— START OF Task inputs —

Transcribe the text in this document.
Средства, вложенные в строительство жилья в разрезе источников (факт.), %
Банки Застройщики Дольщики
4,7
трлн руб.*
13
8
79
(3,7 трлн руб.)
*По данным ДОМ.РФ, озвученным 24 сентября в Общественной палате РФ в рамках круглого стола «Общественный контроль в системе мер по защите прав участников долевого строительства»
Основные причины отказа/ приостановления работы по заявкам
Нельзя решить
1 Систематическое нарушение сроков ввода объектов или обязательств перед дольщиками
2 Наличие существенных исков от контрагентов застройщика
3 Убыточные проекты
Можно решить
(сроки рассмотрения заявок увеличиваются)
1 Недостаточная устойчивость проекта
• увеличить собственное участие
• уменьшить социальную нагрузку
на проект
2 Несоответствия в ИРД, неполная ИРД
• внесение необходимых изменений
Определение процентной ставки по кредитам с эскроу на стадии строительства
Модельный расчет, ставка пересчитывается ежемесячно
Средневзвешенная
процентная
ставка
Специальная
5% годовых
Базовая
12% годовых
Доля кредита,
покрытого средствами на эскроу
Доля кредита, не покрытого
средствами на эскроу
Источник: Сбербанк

— END OF Task inputs —

What you will do>
Show every line that contains the word "строительства".

Task output>
*По данным ДОМ.РФ, озвученным 24 сентября в Общественной палате РФ в рамках круглого стола «Общественный контроль в системе мер по защите прав участников долевого строительства»
Определение процентной ставки по кредитам с эскроу на стадии строительства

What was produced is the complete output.